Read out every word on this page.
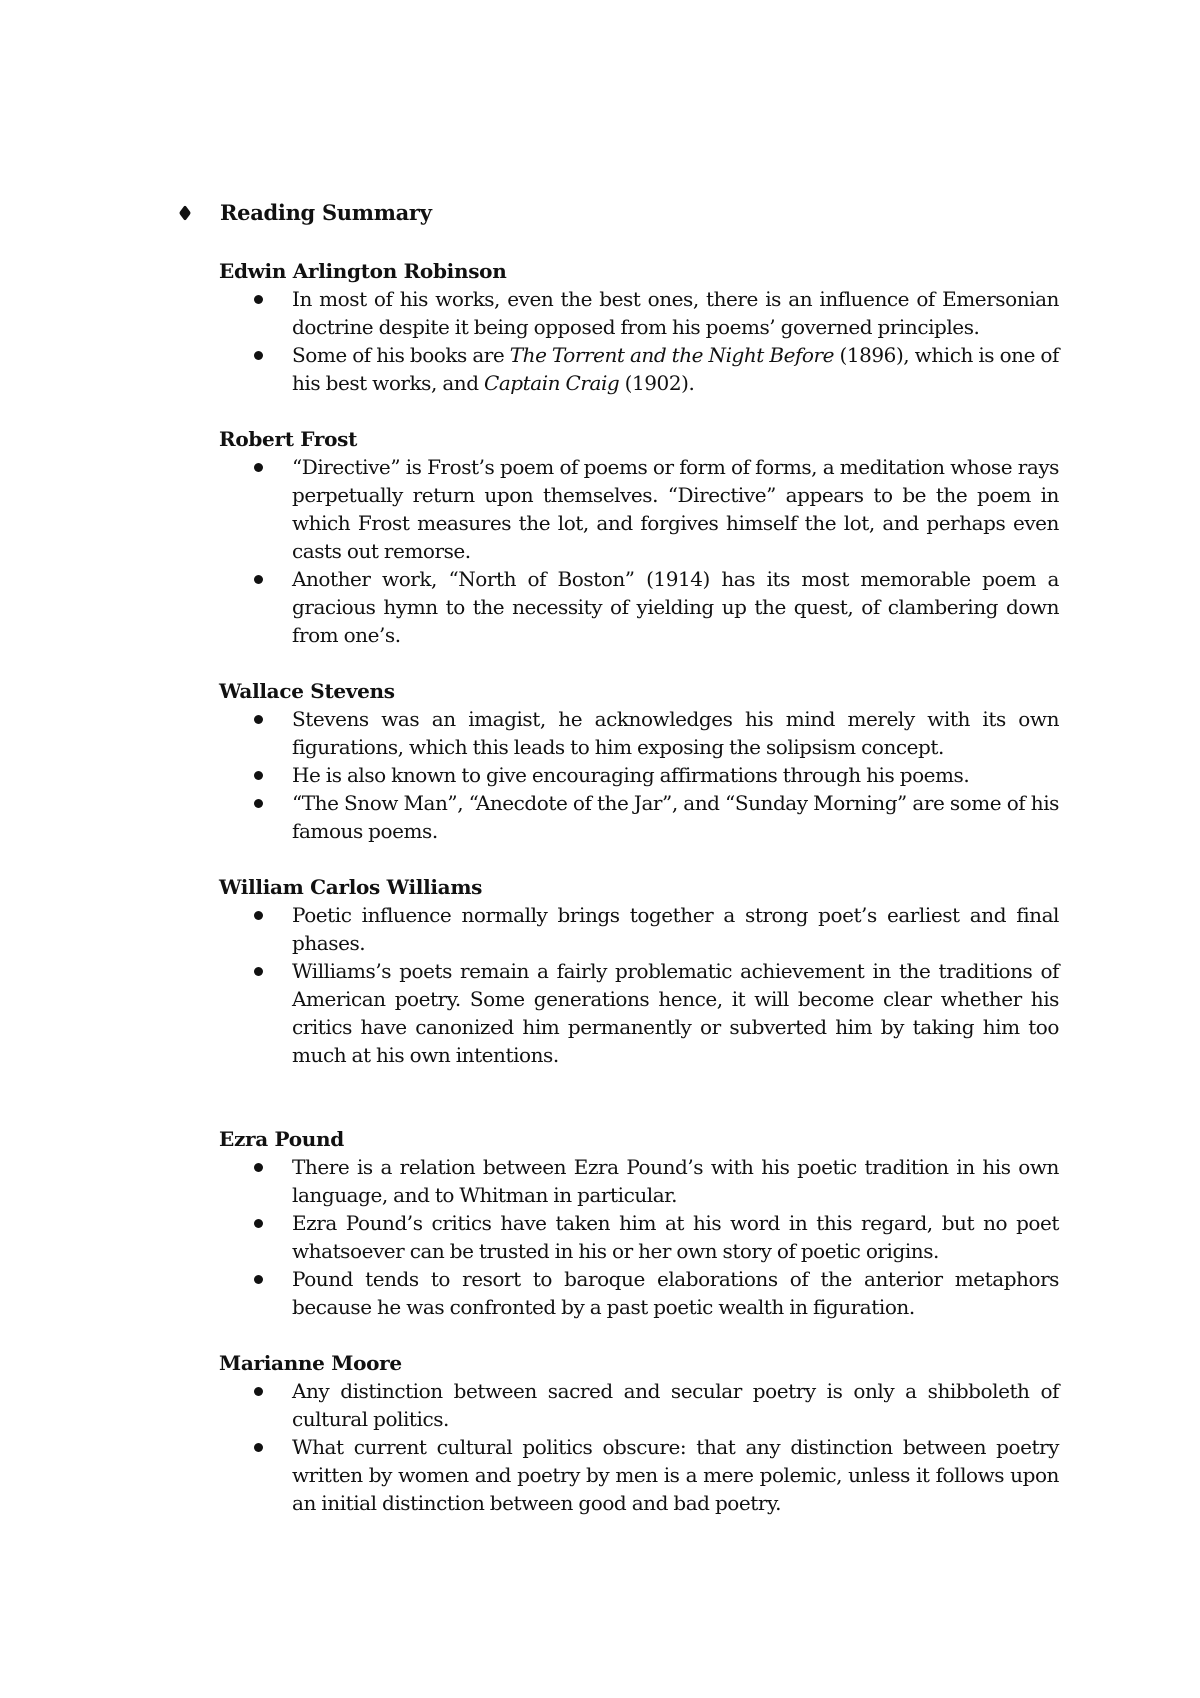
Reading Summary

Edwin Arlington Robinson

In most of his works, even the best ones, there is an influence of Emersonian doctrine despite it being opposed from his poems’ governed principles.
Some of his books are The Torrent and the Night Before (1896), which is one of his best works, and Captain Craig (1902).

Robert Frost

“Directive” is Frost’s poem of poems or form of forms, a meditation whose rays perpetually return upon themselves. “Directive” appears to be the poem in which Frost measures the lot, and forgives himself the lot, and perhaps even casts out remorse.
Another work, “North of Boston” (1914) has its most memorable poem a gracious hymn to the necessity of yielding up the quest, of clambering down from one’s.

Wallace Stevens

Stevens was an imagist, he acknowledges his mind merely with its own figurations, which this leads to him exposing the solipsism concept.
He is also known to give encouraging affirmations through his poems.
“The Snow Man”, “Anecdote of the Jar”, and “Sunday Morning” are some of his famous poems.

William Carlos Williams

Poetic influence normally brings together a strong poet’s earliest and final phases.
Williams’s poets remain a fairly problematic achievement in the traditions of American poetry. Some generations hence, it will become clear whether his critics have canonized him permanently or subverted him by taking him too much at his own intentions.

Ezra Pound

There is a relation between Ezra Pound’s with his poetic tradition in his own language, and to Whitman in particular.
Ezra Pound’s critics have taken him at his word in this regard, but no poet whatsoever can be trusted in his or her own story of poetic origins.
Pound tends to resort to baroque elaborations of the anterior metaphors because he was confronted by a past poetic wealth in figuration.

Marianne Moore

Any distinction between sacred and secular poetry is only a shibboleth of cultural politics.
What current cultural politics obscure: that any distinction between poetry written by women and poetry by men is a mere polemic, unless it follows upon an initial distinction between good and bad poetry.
...
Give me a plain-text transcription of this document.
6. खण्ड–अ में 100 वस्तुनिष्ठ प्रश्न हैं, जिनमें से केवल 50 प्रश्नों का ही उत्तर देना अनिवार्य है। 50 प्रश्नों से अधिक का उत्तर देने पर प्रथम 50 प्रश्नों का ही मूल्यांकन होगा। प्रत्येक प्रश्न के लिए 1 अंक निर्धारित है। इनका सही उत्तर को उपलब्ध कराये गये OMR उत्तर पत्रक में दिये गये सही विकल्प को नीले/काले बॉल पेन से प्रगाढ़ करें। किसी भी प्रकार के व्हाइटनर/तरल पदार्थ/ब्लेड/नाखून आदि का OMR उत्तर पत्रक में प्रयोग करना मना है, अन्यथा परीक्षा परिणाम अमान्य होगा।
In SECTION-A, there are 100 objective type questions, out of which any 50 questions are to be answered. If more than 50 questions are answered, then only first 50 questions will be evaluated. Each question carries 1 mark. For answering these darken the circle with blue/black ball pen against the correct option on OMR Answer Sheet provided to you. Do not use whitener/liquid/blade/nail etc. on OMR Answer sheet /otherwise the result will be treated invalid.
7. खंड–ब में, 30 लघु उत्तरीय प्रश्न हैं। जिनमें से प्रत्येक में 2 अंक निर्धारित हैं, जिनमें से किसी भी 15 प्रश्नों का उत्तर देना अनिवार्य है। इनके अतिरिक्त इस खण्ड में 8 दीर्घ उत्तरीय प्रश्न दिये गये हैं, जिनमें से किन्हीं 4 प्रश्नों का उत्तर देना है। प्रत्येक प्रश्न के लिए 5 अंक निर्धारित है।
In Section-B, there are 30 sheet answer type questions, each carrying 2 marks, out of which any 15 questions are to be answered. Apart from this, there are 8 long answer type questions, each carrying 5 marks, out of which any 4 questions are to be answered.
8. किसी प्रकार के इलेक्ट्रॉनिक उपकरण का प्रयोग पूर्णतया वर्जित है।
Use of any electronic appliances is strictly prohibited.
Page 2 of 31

▶ [WHAT YOU WILL DO]
List every line above that holds the word "best".

▶ [TASK ANSWER]
In most of his works, even the best ones, there is an influence of Emersonian doctrine despite it being opposed from his poems’ governed principles.
Some of his books are The Torrent and the Night Before (1896), which is one of his best works, and Captain Craig (1902).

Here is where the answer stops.